Structured figure records
==*==
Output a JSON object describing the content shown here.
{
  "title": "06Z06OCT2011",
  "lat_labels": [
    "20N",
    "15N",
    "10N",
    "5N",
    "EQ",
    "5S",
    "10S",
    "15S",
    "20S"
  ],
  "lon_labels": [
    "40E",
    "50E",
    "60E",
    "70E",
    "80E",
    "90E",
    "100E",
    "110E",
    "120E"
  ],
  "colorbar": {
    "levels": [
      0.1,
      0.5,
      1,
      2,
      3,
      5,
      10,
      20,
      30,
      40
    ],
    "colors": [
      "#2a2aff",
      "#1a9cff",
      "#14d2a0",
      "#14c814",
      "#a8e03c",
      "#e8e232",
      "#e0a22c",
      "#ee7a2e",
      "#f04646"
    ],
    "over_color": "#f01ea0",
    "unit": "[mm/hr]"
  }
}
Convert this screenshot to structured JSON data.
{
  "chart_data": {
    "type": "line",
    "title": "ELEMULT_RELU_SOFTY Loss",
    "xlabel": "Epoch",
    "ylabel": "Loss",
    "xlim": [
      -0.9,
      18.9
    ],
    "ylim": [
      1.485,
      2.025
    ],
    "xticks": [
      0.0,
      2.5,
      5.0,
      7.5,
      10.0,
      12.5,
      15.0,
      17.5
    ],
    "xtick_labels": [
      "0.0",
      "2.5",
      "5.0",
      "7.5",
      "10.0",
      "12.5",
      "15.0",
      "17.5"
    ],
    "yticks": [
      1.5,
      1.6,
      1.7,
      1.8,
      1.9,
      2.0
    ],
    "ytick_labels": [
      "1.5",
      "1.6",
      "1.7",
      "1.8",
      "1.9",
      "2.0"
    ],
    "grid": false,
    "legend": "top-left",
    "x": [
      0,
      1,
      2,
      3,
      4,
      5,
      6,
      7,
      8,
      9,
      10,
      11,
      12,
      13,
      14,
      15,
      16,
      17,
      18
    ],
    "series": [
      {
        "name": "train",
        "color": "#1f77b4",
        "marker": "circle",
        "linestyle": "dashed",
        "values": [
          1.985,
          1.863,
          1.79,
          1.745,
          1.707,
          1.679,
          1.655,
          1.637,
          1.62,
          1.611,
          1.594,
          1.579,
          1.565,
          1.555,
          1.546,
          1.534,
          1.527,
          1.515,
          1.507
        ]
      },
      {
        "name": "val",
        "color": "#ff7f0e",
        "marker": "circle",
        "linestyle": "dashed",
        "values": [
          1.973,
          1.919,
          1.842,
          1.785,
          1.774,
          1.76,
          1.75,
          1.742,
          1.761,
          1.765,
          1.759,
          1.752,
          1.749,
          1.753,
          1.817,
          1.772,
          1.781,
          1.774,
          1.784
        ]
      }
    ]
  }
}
==*==
Your goal » Extract the entries above verbatim.

Task response »
Output a JSON object describing the content shown here.
{
  "title": "06Z06OCT2011",
  "lat_labels": [
    "20N",
    "15N",
    "10N",
    "5N",
    "EQ",
    "5S",
    "10S",
    "15S",
    "20S"
  ],
  "lon_labels": [
    "40E",
    "50E",
    "60E",
    "70E",
    "80E",
    "90E",
    "100E",
    "110E",
    "120E"
  ],
  "colorbar": {
    "levels": [
      0.1,
      0.5,
      1,
      2,
      3,
      5,
      10,
      20,
      30,
      40
    ],
    "colors": [
      "#2a2aff",
      "#1a9cff",
      "#14d2a0",
      "#14c814",
      "#a8e03c",
      "#e8e232",
      "#e0a22c",
      "#ee7a2e",
      "#f04646"
    ],
    "over_color": "#f01ea0",
    "unit": "[mm/hr]"
  }
}
Convert this screenshot to structured JSON data.
{
  "chart_data": {
    "type": "line",
    "title": "ELEMULT_RELU_SOFTY Loss",
    "xlabel": "Epoch",
    "ylabel": "Loss",
    "xlim": [
      -0.9,
      18.9
    ],
    "ylim": [
      1.485,
      2.025
    ],
    "xticks": [
      0.0,
      2.5,
      5.0,
      7.5,
      10.0,
      12.5,
      15.0,
      17.5
    ],
    "xtick_labels": [
      "0.0",
      "2.5",
      "5.0",
      "7.5",
      "10.0",
      "12.5",
      "15.0",
      "17.5"
    ],
    "yticks": [
      1.5,
      1.6,
      1.7,
      1.8,
      1.9,
      2.0
    ],
    "ytick_labels": [
      "1.5",
      "1.6",
      "1.7",
      "1.8",
      "1.9",
      "2.0"
    ],
    "grid": false,
    "legend": "top-left",
    "x": [
      0,
      1,
      2,
      3,
      4,
      5,
      6,
      7,
      8,
      9,
      10,
      11,
      12,
      13,
      14,
      15,
      16,
      17,
      18
    ],
    "series": [
      {
        "name": "train",
        "color": "#1f77b4",
        "marker": "circle",
        "linestyle": "dashed",
        "values": [
          1.985,
          1.863,
          1.79,
          1.745,
          1.707,
          1.679,
          1.655,
          1.637,
          1.62,
          1.611,
          1.594,
          1.579,
          1.565,
          1.555,
          1.546,
          1.534,
          1.527,
          1.515,
          1.507
        ]
      },
      {
        "name": "val",
        "color": "#ff7f0e",
        "marker": "circle",
        "linestyle": "dashed",
        "values": [
          1.973,
          1.919,
          1.842,
          1.785,
          1.774,
          1.76,
          1.75,
          1.742,
          1.761,
          1.765,
          1.759,
          1.752,
          1.749,
          1.753,
          1.817,
          1.772,
          1.781,
          1.774,
          1.784
        ]
      }
    ]
  }
}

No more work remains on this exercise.